● **Given instruction**: From the entries below, copy every line where the string "JSON" appears.

--- Start of Material provided ---

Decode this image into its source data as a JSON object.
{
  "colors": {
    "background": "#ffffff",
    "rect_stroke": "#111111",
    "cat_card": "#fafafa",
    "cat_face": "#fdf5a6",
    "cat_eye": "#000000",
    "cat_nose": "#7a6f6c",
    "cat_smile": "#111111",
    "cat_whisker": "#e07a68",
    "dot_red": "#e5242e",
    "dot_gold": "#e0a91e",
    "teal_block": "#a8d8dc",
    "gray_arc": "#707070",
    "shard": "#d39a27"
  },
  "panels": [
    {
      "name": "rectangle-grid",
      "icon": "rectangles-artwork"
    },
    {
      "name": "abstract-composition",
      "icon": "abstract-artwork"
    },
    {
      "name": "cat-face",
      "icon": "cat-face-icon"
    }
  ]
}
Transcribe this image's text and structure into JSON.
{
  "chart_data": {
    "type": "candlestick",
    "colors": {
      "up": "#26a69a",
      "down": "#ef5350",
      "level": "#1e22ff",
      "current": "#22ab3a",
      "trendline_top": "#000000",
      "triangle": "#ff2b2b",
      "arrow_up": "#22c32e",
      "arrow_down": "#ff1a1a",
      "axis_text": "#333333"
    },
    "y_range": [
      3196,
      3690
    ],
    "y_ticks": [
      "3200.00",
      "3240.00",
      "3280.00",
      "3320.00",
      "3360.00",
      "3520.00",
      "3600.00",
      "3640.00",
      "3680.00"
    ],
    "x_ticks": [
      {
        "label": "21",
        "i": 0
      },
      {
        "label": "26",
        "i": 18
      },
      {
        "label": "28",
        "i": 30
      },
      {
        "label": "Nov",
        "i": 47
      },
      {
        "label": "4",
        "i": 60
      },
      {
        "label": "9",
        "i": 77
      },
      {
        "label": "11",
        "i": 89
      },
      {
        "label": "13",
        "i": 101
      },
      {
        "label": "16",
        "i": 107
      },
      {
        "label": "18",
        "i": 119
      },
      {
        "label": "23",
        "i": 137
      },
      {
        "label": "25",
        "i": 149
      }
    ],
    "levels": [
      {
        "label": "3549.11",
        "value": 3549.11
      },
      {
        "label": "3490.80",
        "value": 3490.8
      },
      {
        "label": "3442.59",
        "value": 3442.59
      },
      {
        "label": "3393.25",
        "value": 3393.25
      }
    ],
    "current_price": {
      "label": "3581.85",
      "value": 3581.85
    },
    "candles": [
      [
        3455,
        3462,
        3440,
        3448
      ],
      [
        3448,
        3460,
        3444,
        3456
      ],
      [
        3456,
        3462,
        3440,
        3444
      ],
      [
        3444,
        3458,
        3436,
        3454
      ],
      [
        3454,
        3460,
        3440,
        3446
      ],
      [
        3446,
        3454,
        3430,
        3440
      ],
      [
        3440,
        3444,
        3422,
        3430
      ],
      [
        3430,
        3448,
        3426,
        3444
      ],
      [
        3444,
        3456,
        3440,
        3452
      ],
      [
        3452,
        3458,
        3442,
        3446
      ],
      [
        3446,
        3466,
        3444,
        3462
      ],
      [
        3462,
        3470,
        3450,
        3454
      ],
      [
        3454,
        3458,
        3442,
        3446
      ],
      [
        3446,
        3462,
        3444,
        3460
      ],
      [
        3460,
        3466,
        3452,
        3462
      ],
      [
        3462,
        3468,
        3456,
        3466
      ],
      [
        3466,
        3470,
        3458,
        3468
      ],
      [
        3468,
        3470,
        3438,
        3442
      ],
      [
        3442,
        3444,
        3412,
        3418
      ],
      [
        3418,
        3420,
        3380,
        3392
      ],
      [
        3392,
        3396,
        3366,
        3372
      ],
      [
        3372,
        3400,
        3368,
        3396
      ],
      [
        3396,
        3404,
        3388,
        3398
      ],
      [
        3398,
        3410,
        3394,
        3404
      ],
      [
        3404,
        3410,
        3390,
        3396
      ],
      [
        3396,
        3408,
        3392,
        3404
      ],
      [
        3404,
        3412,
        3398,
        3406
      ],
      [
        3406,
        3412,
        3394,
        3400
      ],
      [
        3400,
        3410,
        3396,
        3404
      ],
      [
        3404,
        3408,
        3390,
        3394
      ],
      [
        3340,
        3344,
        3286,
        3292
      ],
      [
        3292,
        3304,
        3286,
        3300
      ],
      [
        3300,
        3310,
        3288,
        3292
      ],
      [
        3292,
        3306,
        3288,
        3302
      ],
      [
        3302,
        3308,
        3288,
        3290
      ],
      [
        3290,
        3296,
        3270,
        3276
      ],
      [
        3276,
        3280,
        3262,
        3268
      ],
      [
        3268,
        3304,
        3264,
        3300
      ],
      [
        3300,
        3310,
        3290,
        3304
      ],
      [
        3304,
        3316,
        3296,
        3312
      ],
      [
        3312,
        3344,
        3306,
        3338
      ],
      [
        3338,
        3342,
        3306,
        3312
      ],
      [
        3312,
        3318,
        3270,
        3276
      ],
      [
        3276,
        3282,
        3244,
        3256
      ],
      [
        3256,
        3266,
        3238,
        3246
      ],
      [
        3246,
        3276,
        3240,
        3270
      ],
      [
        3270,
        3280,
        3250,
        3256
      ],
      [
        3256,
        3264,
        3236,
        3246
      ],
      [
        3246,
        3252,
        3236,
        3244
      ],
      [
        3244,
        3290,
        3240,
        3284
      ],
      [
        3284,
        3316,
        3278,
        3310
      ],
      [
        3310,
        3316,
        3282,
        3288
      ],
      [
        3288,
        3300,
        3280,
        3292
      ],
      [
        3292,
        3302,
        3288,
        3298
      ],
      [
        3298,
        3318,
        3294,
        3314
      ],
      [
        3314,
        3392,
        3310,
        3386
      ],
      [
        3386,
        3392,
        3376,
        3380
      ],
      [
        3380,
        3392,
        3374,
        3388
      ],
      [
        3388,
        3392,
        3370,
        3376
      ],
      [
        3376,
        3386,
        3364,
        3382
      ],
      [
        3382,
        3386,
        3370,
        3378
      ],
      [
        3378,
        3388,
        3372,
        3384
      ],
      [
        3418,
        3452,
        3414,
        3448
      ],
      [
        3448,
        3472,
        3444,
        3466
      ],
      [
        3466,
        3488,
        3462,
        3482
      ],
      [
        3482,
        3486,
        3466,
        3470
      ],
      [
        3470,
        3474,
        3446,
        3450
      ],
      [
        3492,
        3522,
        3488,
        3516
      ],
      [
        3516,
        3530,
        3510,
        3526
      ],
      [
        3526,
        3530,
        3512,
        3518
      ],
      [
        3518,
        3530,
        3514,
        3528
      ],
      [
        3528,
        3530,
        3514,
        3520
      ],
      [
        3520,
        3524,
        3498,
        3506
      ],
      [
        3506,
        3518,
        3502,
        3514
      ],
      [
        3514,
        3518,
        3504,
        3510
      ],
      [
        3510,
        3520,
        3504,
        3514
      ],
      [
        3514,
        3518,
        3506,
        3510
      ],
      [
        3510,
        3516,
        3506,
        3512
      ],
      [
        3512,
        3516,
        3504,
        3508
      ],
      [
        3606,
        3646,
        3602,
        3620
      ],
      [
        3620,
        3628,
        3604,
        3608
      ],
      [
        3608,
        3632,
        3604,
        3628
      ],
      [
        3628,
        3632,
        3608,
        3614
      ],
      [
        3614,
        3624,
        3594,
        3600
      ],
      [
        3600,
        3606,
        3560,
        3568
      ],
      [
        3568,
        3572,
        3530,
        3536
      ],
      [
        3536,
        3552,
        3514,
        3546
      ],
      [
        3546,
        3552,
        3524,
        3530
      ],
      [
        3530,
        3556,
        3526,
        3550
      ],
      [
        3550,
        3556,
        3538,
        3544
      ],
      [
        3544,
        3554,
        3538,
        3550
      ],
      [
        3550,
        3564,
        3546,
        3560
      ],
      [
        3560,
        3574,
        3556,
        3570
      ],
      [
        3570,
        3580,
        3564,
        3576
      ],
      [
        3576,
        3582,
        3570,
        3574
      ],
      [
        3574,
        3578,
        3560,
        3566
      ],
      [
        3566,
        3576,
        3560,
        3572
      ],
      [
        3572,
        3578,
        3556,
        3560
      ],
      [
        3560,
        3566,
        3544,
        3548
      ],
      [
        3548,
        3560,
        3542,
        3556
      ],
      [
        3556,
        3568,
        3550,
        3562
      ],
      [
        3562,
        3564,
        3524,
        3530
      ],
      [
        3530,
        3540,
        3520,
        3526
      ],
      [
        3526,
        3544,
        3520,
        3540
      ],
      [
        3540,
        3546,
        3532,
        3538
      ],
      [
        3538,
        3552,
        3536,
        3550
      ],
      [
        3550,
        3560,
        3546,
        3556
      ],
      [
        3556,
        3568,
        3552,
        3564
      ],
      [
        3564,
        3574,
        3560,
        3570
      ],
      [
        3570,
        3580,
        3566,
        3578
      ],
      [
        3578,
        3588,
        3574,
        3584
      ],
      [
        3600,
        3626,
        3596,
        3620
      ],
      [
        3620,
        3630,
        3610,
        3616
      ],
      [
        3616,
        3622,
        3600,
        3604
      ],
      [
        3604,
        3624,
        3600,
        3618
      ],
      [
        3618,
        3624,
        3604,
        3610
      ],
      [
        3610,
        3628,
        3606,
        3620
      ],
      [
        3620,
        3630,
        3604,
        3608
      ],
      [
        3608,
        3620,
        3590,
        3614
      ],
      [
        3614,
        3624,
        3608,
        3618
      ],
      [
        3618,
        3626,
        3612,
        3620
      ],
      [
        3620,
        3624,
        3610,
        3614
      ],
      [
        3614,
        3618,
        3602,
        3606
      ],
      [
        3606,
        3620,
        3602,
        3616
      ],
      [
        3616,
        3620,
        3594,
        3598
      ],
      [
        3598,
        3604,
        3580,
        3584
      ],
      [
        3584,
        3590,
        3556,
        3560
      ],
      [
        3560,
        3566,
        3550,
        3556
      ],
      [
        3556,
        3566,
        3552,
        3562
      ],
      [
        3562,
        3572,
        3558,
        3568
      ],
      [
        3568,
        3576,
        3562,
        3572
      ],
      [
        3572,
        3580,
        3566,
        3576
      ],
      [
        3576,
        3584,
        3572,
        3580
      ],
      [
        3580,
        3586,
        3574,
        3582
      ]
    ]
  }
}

--- End of Material provided ---

● **Solution for this problem**:
Decode this image into its source data as a JSON object.
Transcribe this image's text and structure into JSON.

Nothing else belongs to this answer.